What you should do —
Give the listing again in full, exactly as written.

# start of Records shown

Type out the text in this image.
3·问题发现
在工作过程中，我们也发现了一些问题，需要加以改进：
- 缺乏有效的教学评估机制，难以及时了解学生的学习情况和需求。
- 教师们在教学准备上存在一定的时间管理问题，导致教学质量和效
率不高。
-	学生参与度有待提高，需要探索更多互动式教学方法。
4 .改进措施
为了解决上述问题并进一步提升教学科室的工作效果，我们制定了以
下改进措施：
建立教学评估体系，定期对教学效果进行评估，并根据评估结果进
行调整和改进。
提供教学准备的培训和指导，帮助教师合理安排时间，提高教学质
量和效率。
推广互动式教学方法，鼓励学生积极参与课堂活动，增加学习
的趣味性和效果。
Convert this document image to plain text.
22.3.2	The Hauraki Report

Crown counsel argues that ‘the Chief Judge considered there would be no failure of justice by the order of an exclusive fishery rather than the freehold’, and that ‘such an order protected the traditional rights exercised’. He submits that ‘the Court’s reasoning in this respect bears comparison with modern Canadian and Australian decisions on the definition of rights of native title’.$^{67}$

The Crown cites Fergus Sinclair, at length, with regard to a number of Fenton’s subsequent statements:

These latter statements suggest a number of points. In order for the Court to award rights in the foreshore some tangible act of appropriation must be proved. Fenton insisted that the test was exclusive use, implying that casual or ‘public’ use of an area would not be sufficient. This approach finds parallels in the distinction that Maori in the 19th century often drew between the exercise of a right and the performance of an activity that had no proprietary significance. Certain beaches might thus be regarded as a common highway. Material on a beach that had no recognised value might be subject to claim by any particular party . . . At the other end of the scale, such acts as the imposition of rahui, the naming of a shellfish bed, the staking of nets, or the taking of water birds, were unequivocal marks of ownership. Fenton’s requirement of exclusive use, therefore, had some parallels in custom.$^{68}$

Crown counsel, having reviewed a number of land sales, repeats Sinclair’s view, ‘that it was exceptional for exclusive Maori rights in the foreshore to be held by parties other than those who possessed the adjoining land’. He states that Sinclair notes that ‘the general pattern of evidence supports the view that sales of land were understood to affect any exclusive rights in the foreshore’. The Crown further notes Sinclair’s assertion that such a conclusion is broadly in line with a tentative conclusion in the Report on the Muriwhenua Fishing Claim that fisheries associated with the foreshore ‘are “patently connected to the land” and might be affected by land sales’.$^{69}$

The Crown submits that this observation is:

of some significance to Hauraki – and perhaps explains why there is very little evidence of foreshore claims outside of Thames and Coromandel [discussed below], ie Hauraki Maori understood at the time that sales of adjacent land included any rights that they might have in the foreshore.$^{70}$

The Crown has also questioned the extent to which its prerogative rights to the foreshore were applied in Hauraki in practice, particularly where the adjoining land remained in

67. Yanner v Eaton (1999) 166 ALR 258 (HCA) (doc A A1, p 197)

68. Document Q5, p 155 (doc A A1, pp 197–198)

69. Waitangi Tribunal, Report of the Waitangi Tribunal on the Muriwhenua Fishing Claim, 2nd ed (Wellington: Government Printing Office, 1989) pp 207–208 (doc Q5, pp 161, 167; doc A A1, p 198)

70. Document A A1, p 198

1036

# end of Records shown

Written answer —
Type out the text in this image.
3·问题发现
在工作过程中，我们也发现了一些问题，需要加以改进：
- 缺乏有效的教学评估机制，难以及时了解学生的学习情况和需求。
- 教师们在教学准备上存在一定的时间管理问题，导致教学质量和效
率不高。
-	学生参与度有待提高，需要探索更多互动式教学方法。
4 .改进措施
为了解决上述问题并进一步提升教学科室的工作效果，我们制定了以
下改进措施：
建立教学评估体系，定期对教学效果进行评估，并根据评估结果进
行调整和改进。
提供教学准备的培训和指导，帮助教师合理安排时间，提高教学质
量和效率。
推广互动式教学方法，鼓励学生积极参与课堂活动，增加学习
的趣味性和效果。
Convert this document image to plain text.
22.3.2	The Hauraki Report

Crown counsel argues that ‘the Chief Judge considered there would be no failure of justice by the order of an exclusive fishery rather than the freehold’, and that ‘such an order protected the traditional rights exercised’. He submits that ‘the Court’s reasoning in this respect bears comparison with modern Canadian and Australian decisions on the definition of rights of native title’.$^{67}$

The Crown cites Fergus Sinclair, at length, with regard to a number of Fenton’s subsequent statements:

These latter statements suggest a number of points. In order for the Court to award rights in the foreshore some tangible act of appropriation must be proved. Fenton insisted that the test was exclusive use, implying that casual or ‘public’ use of an area would not be sufficient. This approach finds parallels in the distinction that Maori in the 19th century often drew between the exercise of a right and the performance of an activity that had no proprietary significance. Certain beaches might thus be regarded as a common highway. Material on a beach that had no recognised value might be subject to claim by any particular party . . . At the other end of the scale, such acts as the imposition of rahui, the naming of a shellfish bed, the staking of nets, or the taking of water birds, were unequivocal marks of ownership. Fenton’s requirement of exclusive use, therefore, had some parallels in custom.$^{68}$

Crown counsel, having reviewed a number of land sales, repeats Sinclair’s view, ‘that it was exceptional for exclusive Maori rights in the foreshore to be held by parties other than those who possessed the adjoining land’. He states that Sinclair notes that ‘the general pattern of evidence supports the view that sales of land were understood to affect any exclusive rights in the foreshore’. The Crown further notes Sinclair’s assertion that such a conclusion is broadly in line with a tentative conclusion in the Report on the Muriwhenua Fishing Claim that fisheries associated with the foreshore ‘are “patently connected to the land” and might be affected by land sales’.$^{69}$

The Crown submits that this observation is:

of some significance to Hauraki – and perhaps explains why there is very little evidence of foreshore claims outside of Thames and Coromandel [discussed below], ie Hauraki Maori understood at the time that sales of adjacent land included any rights that they might have in the foreshore.$^{70}$

The Crown has also questioned the extent to which its prerogative rights to the foreshore were applied in Hauraki in practice, particularly where the adjoining land remained in

67. Yanner v Eaton (1999) 166 ALR 258 (HCA) (doc A A1, p 197)

68. Document Q5, p 155 (doc A A1, pp 197–198)

69. Waitangi Tribunal, Report of the Waitangi Tribunal on the Muriwhenua Fishing Claim, 2nd ed (Wellington: Government Printing Office, 1989) pp 207–208 (doc Q5, pp 161, 167; doc A A1, p 198)

70. Document A A1, p 198

1036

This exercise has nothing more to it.